** Problem **
Can you output the material exactly as written, minus any pictures it holds?
━━━━━ Record list
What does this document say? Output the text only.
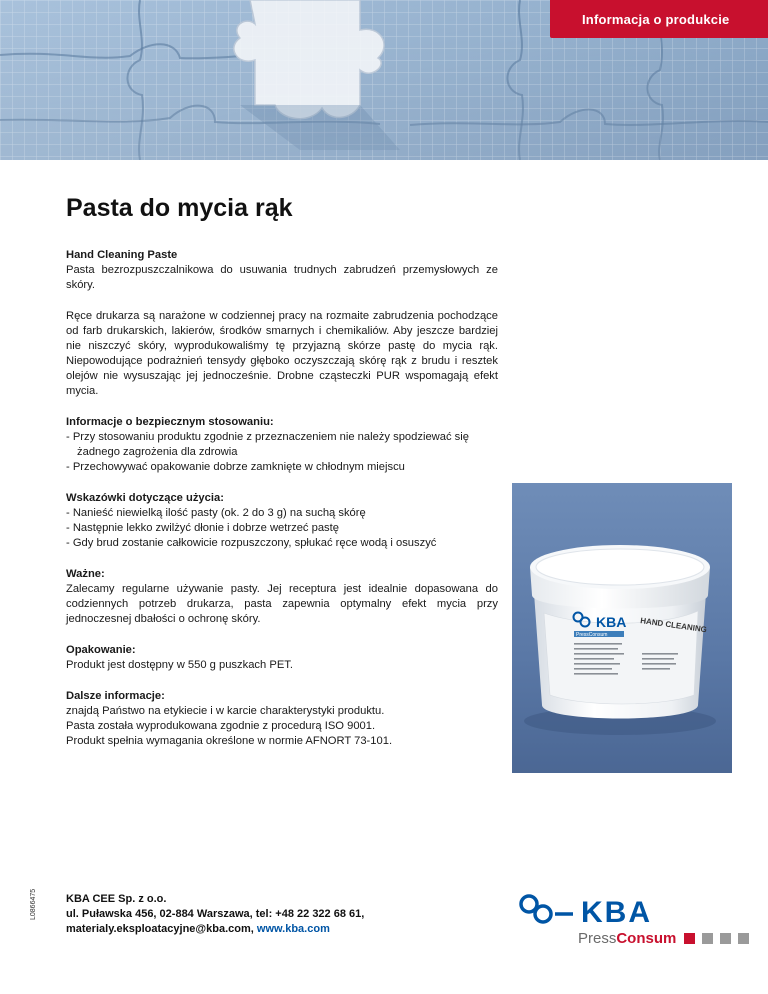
Informacja o produkcie
Pasta do mycia rąk
Hand Cleaning Paste
Pasta bezrozpuszczalnikowa do usuwania trudnych zabrudzeń przemysłowych ze skóry.
Ręce drukarza są narażone w codziennej pracy na rozmaite zabrudzenia pochodzące od farb drukarskich, lakierów, środków smarnych i chemikaliów. Aby jeszcze bardziej nie niszczyć skóry, wyprodukowaliśmy tę przyjazną skórze pastę do mycia rąk. Niepowodujące podrażnień tensydy głęboko oczyszczają skórę rąk z brudu i resztek olejów nie wysuszając jej jednocześnie. Drobne cząsteczki PUR wspomagają efekt mycia.
Informacje o bezpiecznym stosowaniu:
- Przy stosowaniu produktu zgodnie z przeznaczeniem nie należy spodziewać się żadnego zagrożenia dla zdrowia
- Przechowywać opakowanie dobrze zamknięte w chłodnym miejscu
Wskazówki dotyczące użycia:
- Nanieść niewielką ilość pasty (ok. 2 do 3 g) na suchą skórę
- Następnie lekko zwilżyć dłonie i dobrze wetrzeć pastę
- Gdy brud zostanie całkowicie rozpuszczony, spłukać ręce wodą i osuszyć
Ważne:
Zalecamy regularne używanie pasty. Jej receptura jest idealnie dopasowana do codziennych potrzeb drukarza, pasta zapewnia optymalny efekt mycia przy jednoczesnej dbałości o ochronę skóry.
Opakowanie:
Produkt jest dostępny w 550 g puszkach PET.
Dalsze informacje:
znajdą Państwo na etykiecie i w karcie charakterystyki produktu.
Pasta została wyprodukowana zgodnie z procedurą ISO 9001.
Produkt spełnia wymagania określone w normie AFNORT 73-101.
KBA HAND CLEANING
PressConsum
L0866475	KBA CEE Sp. z o.o.
ul. Puławska 456, 02-884 Warszawa, tel: +48 22 322 68 61,
materialy.eksploatacyjne@kba.com, www.kba.com	KBA
PressConsum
━━━━━━━━━━
** Result **
What does this document say? Output the text only.
Informacja o produkcie
Pasta do mycia rąk
Hand Cleaning Paste
Pasta bezrozpuszczalnikowa do usuwania trudnych zabrudzeń przemysłowych ze skóry.
Ręce drukarza są narażone w codziennej pracy na rozmaite zabrudzenia pochodzące od farb drukarskich, lakierów, środków smarnych i chemikaliów. Aby jeszcze bardziej nie niszczyć skóry, wyprodukowaliśmy tę przyjazną skórze pastę do mycia rąk. Niepowodujące podrażnień tensydy głęboko oczyszczają skórę rąk z brudu i resztek olejów nie wysuszając jej jednocześnie. Drobne cząsteczki PUR wspomagają efekt mycia.
Informacje o bezpiecznym stosowaniu:
- Przy stosowaniu produktu zgodnie z przeznaczeniem nie należy spodziewać się żadnego zagrożenia dla zdrowia
- Przechowywać opakowanie dobrze zamknięte w chłodnym miejscu
Wskazówki dotyczące użycia:
- Nanieść niewielką ilość pasty (ok. 2 do 3 g) na suchą skórę
- Następnie lekko zwilżyć dłonie i dobrze wetrzeć pastę
- Gdy brud zostanie całkowicie rozpuszczony, spłukać ręce wodą i osuszyć
Ważne:
Zalecamy regularne używanie pasty. Jej receptura jest idealnie dopasowana do codziennych potrzeb drukarza, pasta zapewnia optymalny efekt mycia przy jednoczesnej dbałości o ochronę skóry.
Opakowanie:
Produkt jest dostępny w 550 g puszkach PET.
Dalsze informacje:
znajdą Państwo na etykiecie i w karcie charakterystyki produktu.
Pasta została wyprodukowana zgodnie z procedurą ISO 9001.
Produkt spełnia wymagania określone w normie AFNORT 73-101.
KBA HAND CLEANING
PressConsum
L0866475	KBA CEE Sp. z o.o.
ul. Puławska 456, 02-884 Warszawa, tel: +48 22 322 68 61,
materialy.eksploatacyjne@kba.com, www.kba.com	KBA
PressConsum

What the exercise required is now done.